## Texto
※ ※ ※

# Aquicultura



## algarvio1980 (1 Out 2020 às 13:39)

*O primeiro viveiro de amêijoas em mar aberto do mundo é português e tem ambição planetária*

https://www.sapo.pt/noticias/atuali...do-mundo-e-portugues-e-tem-ambicao-planetaria


----------



## algarvio1980 (5 Out 2020 às 13:48)

*Sardinhas em aquacultura? Sim, no Algarve*

https://ionline.sapo.pt/artigo/709707/sardinhas-em-aquacultura-sim-no-algarve?seccao=Portugal_i

Para mim, uma coisa é estudar a espécie e tentar preservar a espécie como é o caso dos cavalos-marinhos que estão em perigo de extinção na Ria Formosa outra coisa é criarmos a espécie em aquicultura para consumo.

Por este andar, o peixe ficará igual à carne tudo á base de ração.


----------



## MSantos (6 Out 2020 às 12:12)

algarvio1980 disse:


> *Sardinhas em aquacultura? Sim, no Algarve*
> 
> https://ionline.sapo.pt/artigo/709707/sardinhas-em-aquacultura-sim-no-algarve?seccao=Portugal_i
> 
> ...



A Aquicultura será a única solução para fazer face ao aumento de consumo de peixe e marisco sem por em causa os stocks selvagens. O peixe não deve ser melhor nem mais saudável que o selvagem, mas pelo menos vai chegar a mais pessoas.

A carne não é toda à base de ração, a mais cara normalmente não é!


----------



## 4ESTAÇÕES (6 Out 2020 às 13:47)

Em relação á pesca e aquacultura, há muito a ser tratado.

As empresas capitalistas devem desaparecer do sector.


----------



## MSantos (6 Out 2020 às 15:03)

4ESTAÇÕES disse:


> Em relação á pesca e aquacultura, há muito a ser tratado.
> 
> As empresas capitalistas devem desaparecer do sector.



Empresas capitalistas?


----------



## 4ESTAÇÕES (6 Out 2020 às 15:12)

MSantos disse:


> Empresas capitalistas?



Sim. Só cooperativas ou estatais na actividade. Chega de explorar os recursos humanos e naturais até ao tutano pelo lucro privado.


----------

※ ※ ※

## Secção de dados
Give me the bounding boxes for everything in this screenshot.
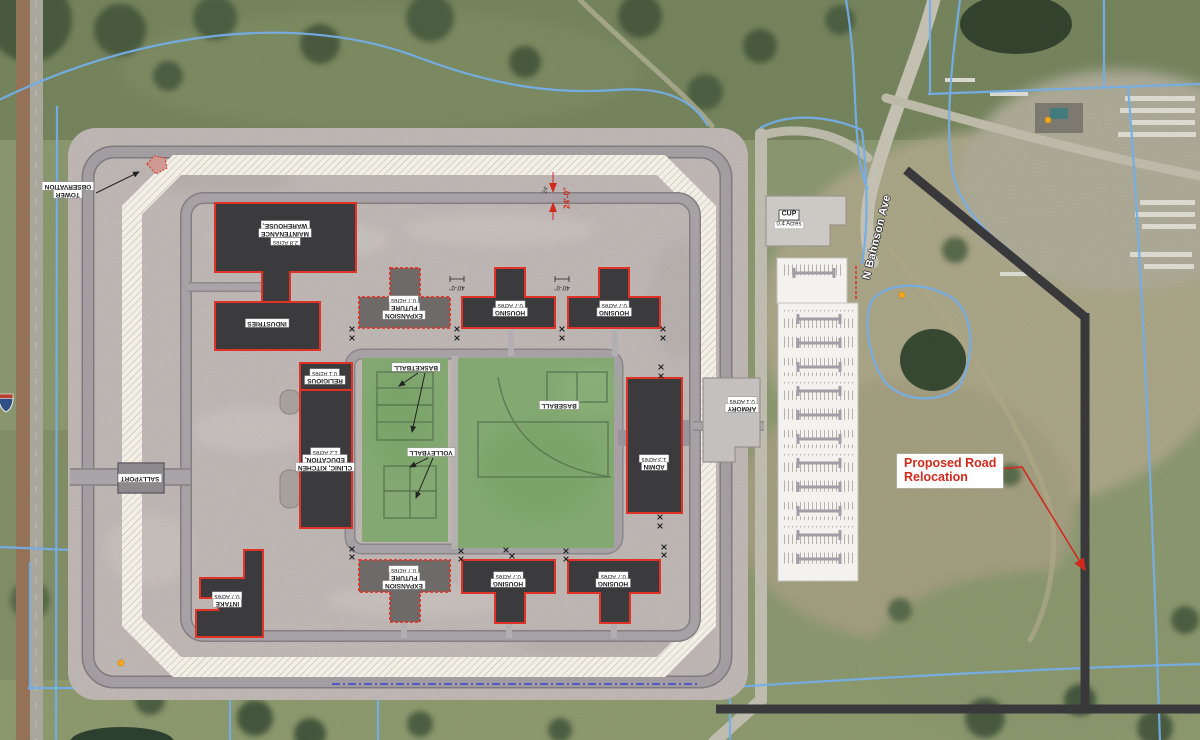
canopy xyxy=(280,390,300,414)
building-education xyxy=(300,390,352,528)
site-plan-map: OBSERVATION TOWER WAREHOUSE, MAINTENANCE… xyxy=(0,0,1200,740)
recreation-fields xyxy=(362,358,620,548)
parking-rows xyxy=(782,310,854,568)
building-religious xyxy=(300,363,352,390)
parking-lot xyxy=(777,258,858,581)
canopy xyxy=(280,470,300,508)
map-canvas xyxy=(0,0,1200,740)
building-industries xyxy=(215,302,320,350)
admin-walk xyxy=(618,430,627,446)
admin-walk xyxy=(682,420,689,446)
building-admin xyxy=(627,378,682,513)
building-sallyport xyxy=(118,463,164,493)
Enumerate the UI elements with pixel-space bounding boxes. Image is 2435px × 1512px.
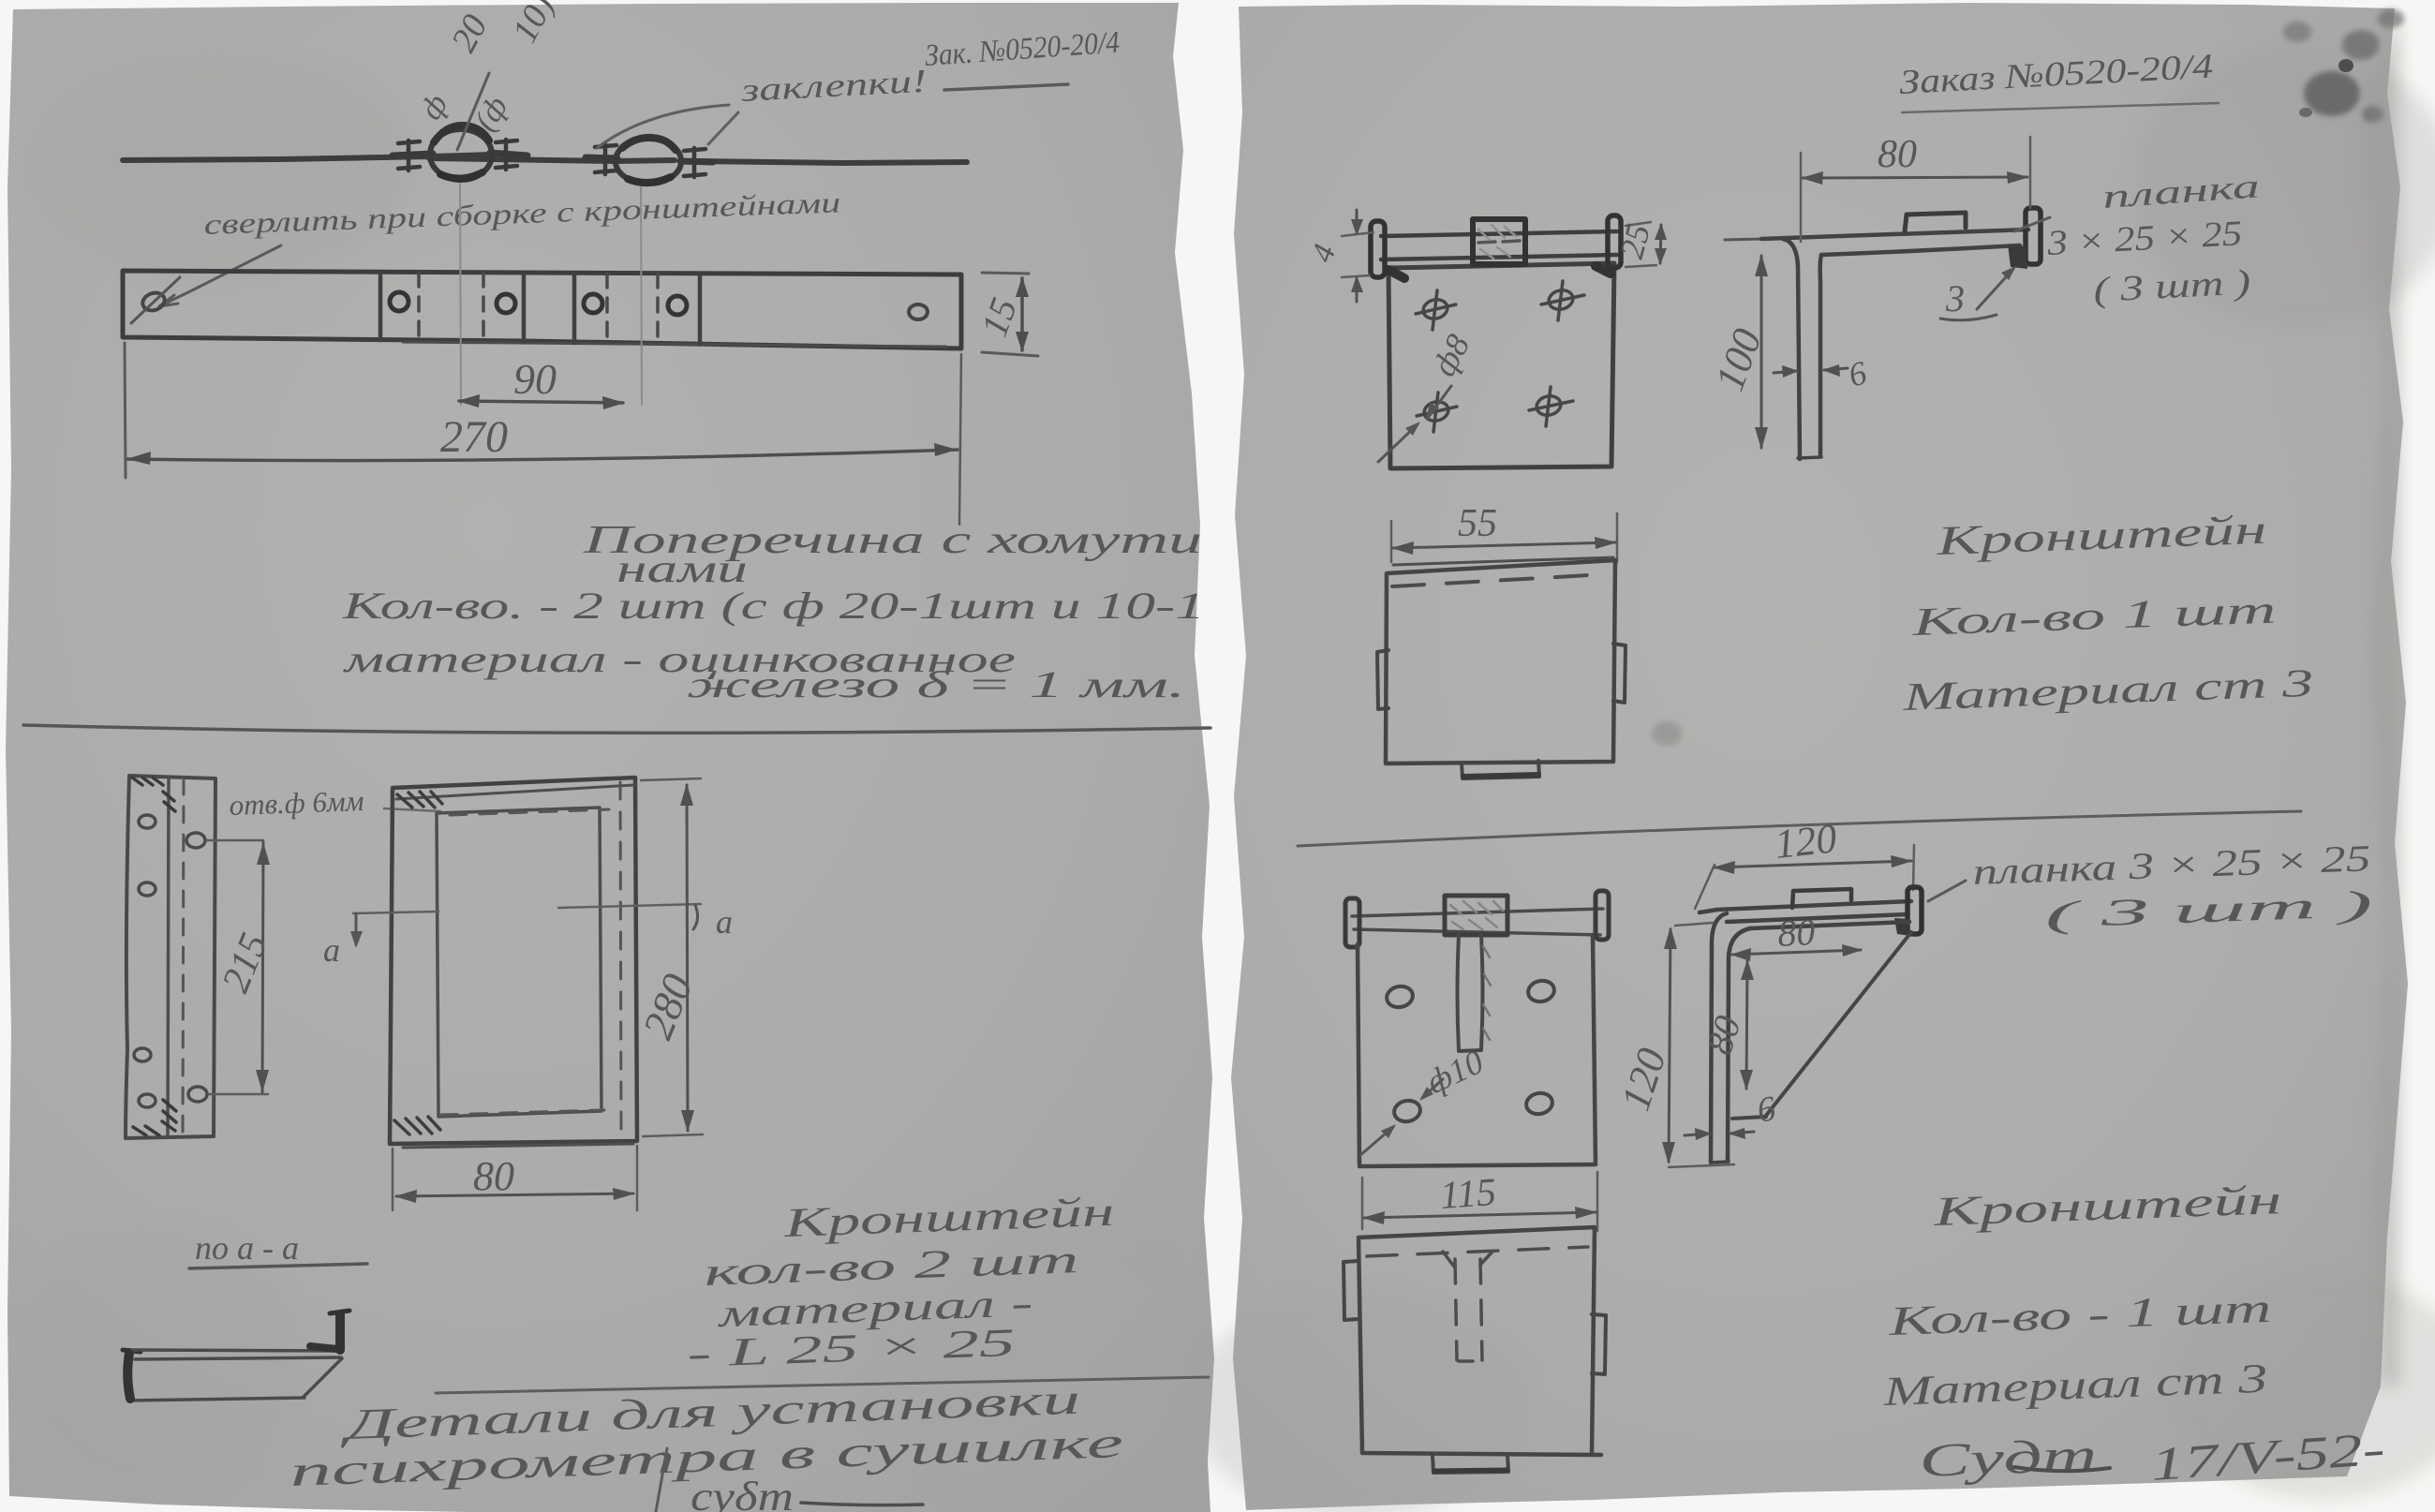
svg-text:3: 3: [1945, 277, 1965, 319]
svg-text:а: а: [323, 931, 340, 969]
svg-text:115: 115: [1438, 1171, 1497, 1218]
svg-text:120: 120: [1773, 815, 1839, 867]
svg-text:( 3 шт ): ( 3 шт ): [2092, 262, 2251, 310]
svg-text:железо δ = 1 мм.: железо δ = 1 мм.: [687, 663, 1185, 705]
svg-text:80: 80: [473, 1153, 514, 1199]
svg-text:Судт: Судт: [1918, 1428, 2098, 1487]
svg-text:отв.ф 6мм: отв.ф 6мм: [229, 784, 364, 822]
svg-text:Кол-во. - 2 шт (с ф 20-1шт: Кол-во. - 2 шт (с ф 20-1шт и 10-1: [341, 585, 1205, 627]
svg-text:80: 80: [1878, 133, 1917, 176]
svg-text:80: 80: [1776, 911, 1816, 955]
svg-text:270: 270: [440, 412, 508, 462]
svg-text:суδт: суδт: [690, 1474, 794, 1512]
svg-text:а: а: [716, 903, 733, 941]
svg-text:55: 55: [1458, 502, 1497, 545]
svg-text:по а - а: по а - а: [195, 1229, 299, 1267]
svg-text:90: 90: [513, 355, 557, 403]
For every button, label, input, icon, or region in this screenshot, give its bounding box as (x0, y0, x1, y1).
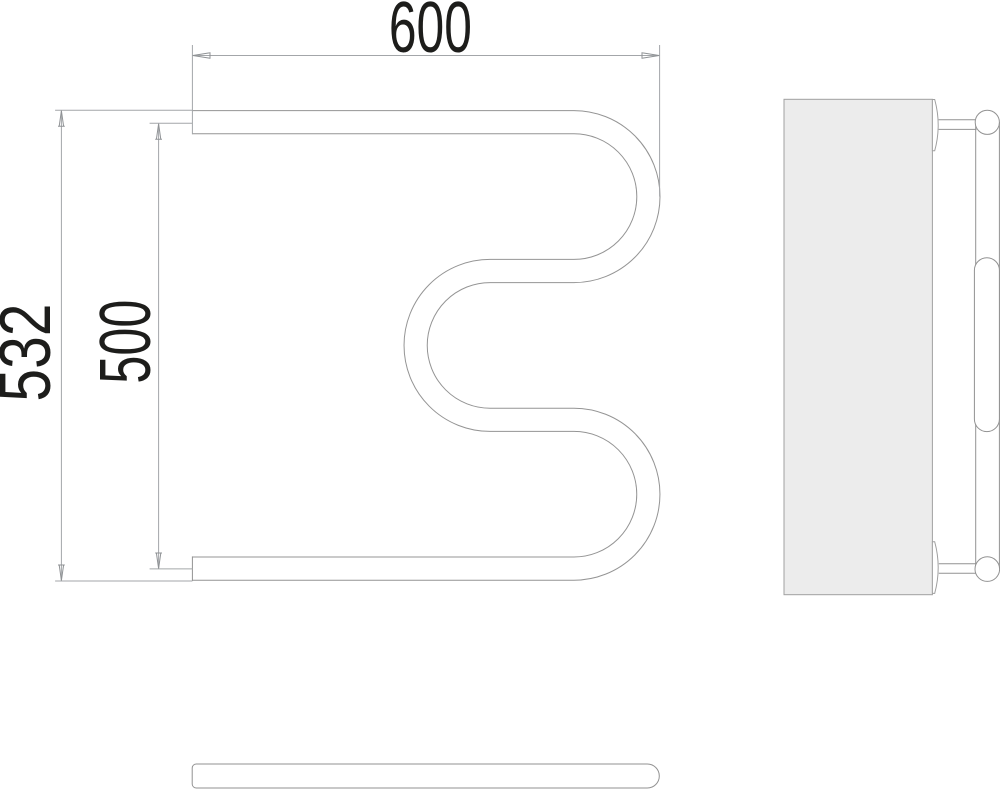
svg-text:500: 500 (86, 300, 166, 384)
svg-text:532: 532 (0, 304, 66, 402)
svg-text:600: 600 (389, 0, 472, 68)
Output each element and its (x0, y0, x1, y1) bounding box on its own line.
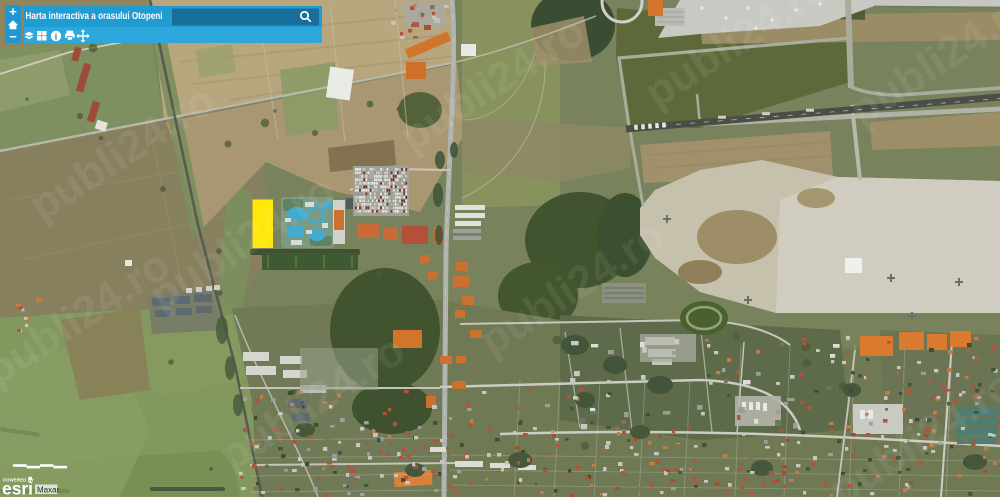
svg-text:−: − (9, 29, 17, 44)
svg-text:Harta interactiva a orasului O: Harta interactiva a orasului Otopeni (26, 10, 163, 22)
svg-text:+: + (9, 4, 17, 19)
svg-text:Maxar: Maxar (37, 485, 60, 494)
svg-text:esri: esri (2, 479, 33, 497)
svg-text:i: i (55, 33, 58, 43)
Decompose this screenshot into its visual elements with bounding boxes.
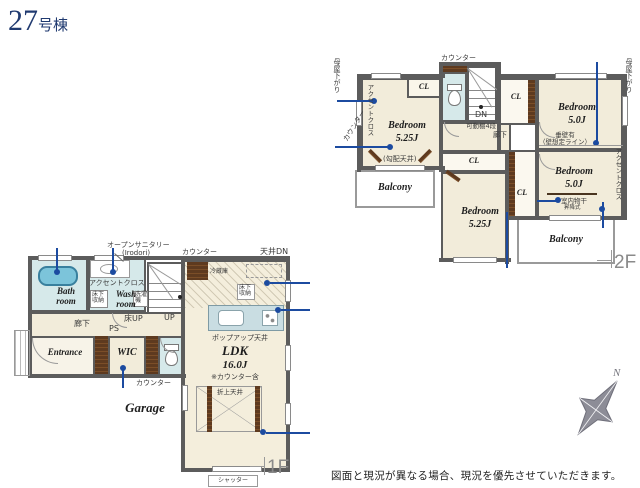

※ ※ ※

## Instrução
Transcreva do texto sobre aquicultura o trecho que abre com as palavras "A Aquicultura será" e fecha com "normalmente não é!". A listagem não é necessária para resolver este exercício.

## Resposta ao exercício
A Aquicultura será a única solução para fazer face ao aumento de consumo de peixe e marisco sem por em causa os stocks selvagens. O peixe não deve ser melhor nem mais saudável que o selvagem, mas pelo menos vai chegar a mais pessoas.

A carne não é toda à base de ração, a mais cara normalmente não é!